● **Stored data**
========================================================================

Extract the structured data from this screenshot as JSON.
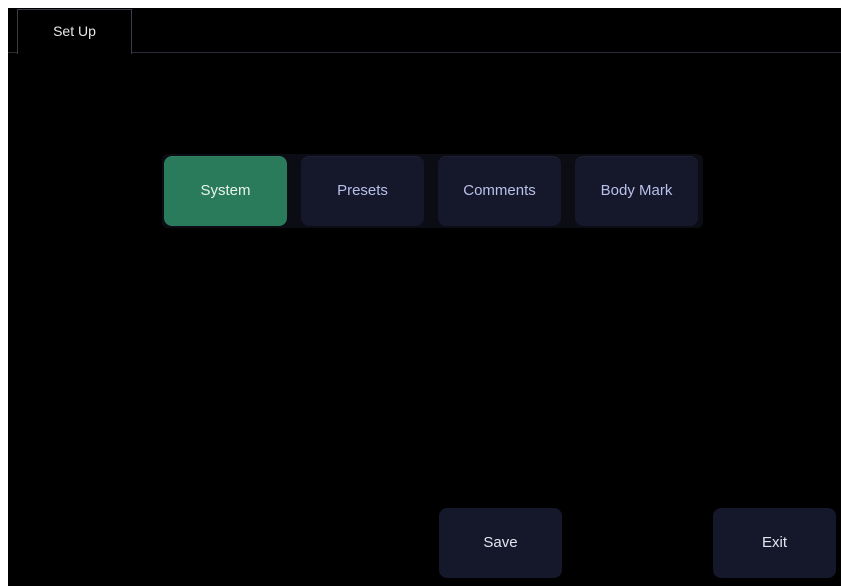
{
  "tabs": [
    {
      "label": "Set Up",
      "active": true
    }
  ],
  "menu": {
    "items": [
      {
        "label": "System",
        "active": true
      },
      {
        "label": "Presets",
        "active": false
      },
      {
        "label": "Comments",
        "active": false
      },
      {
        "label": "Body Mark",
        "active": false
      }
    ]
  },
  "footer": {
    "save_label": "Save",
    "exit_label": "Exit"
  },
  "colors": {
    "background": "#000000",
    "button": "#15172a",
    "active_button": "#2a7a5c",
    "button_text": "#b9c0ea"
  }
}
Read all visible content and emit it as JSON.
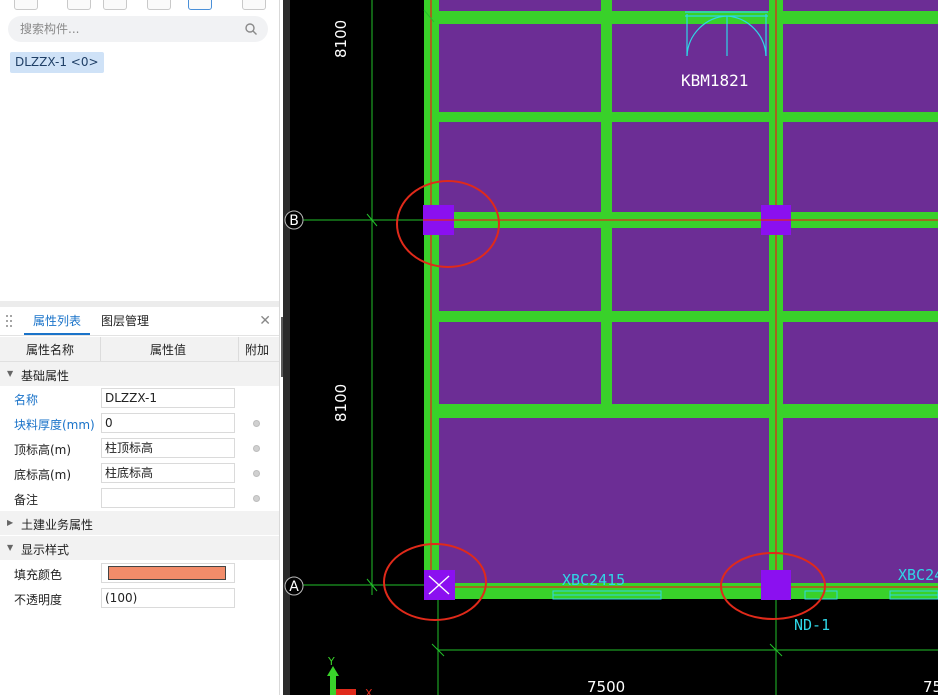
{
  "sidebar": {
    "search_placeholder": "搜索构件...",
    "selected_component": "DLZZX-1 <0>"
  },
  "panel": {
    "tabs": [
      "属性列表",
      "图层管理"
    ],
    "columns": [
      "属性名称",
      "属性值",
      "附加"
    ],
    "groups": {
      "basic": "基础属性",
      "civil": "土建业务属性",
      "display": "显示样式"
    },
    "properties": [
      {
        "label": "名称",
        "value": "DLZZX-1"
      },
      {
        "label": "块料厚度(mm)",
        "value": "0"
      },
      {
        "label": "顶标高(m)",
        "value": "柱顶标高"
      },
      {
        "label": "底标高(m)",
        "value": "柱底标高"
      },
      {
        "label": "备注",
        "value": ""
      }
    ],
    "display_props": [
      {
        "label": "填充颜色",
        "color": "#f28c6a"
      },
      {
        "label": "不透明度",
        "value": "(100)"
      }
    ]
  },
  "canvas": {
    "axis_B": "B",
    "axis_A": "A",
    "dim_top_left": "8100",
    "dim_mid_left": "8100",
    "dim_bottom": "7500",
    "dim_bottom_right": "75",
    "door_label": "KBM1821",
    "window_label_1": "XBC2415",
    "window_label_2": "XBC24",
    "nd_label": "ND-1",
    "ucs_y": "Y",
    "ucs_x": "X"
  },
  "colors": {
    "slab": "#6c2d95",
    "beam": "#39d12a",
    "column": "#8b10f0",
    "highlight_circle": "#e02a1a",
    "cad_cyan": "#2fd6e6"
  }
}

========================================================================

● **Prompt**
Omit the pictures and reproduce the listing exactly.

● **Result for this task**
Extract the structured data from this screenshot as JSON.
{
  "tabs": [
    {
      "label": "Set Up",
      "active": true
    }
  ],
  "menu": {
    "items": [
      {
        "label": "System",
        "active": true
      },
      {
        "label": "Presets",
        "active": false
      },
      {
        "label": "Comments",
        "active": false
      },
      {
        "label": "Body Mark",
        "active": false
      }
    ]
  },
  "footer": {
    "save_label": "Save",
    "exit_label": "Exit"
  },
  "colors": {
    "background": "#000000",
    "button": "#15172a",
    "active_button": "#2a7a5c",
    "button_text": "#b9c0ea"
  }
}
Read all visible content and emit it as JSON.
{
  "sidebar": {
    "search_placeholder": "搜索构件...",
    "selected_component": "DLZZX-1 <0>"
  },
  "panel": {
    "tabs": [
      "属性列表",
      "图层管理"
    ],
    "columns": [
      "属性名称",
      "属性值",
      "附加"
    ],
    "groups": {
      "basic": "基础属性",
      "civil": "土建业务属性",
      "display": "显示样式"
    },
    "properties": [
      {
        "label": "名称",
        "value": "DLZZX-1"
      },
      {
        "label": "块料厚度(mm)",
        "value": "0"
      },
      {
        "label": "顶标高(m)",
        "value": "柱顶标高"
      },
      {
        "label": "底标高(m)",
        "value": "柱底标高"
      },
      {
        "label": "备注",
        "value": ""
      }
    ],
    "display_props": [
      {
        "label": "填充颜色",
        "color": "#f28c6a"
      },
      {
        "label": "不透明度",
        "value": "(100)"
      }
    ]
  },
  "canvas": {
    "axis_B": "B",
    "axis_A": "A",
    "dim_top_left": "8100",
    "dim_mid_left": "8100",
    "dim_bottom": "7500",
    "dim_bottom_right": "75",
    "door_label": "KBM1821",
    "window_label_1": "XBC2415",
    "window_label_2": "XBC24",
    "nd_label": "ND-1",
    "ucs_y": "Y",
    "ucs_x": "X"
  },
  "colors": {
    "slab": "#6c2d95",
    "beam": "#39d12a",
    "column": "#8b10f0",
    "highlight_circle": "#e02a1a",
    "cad_cyan": "#2fd6e6"
  }
}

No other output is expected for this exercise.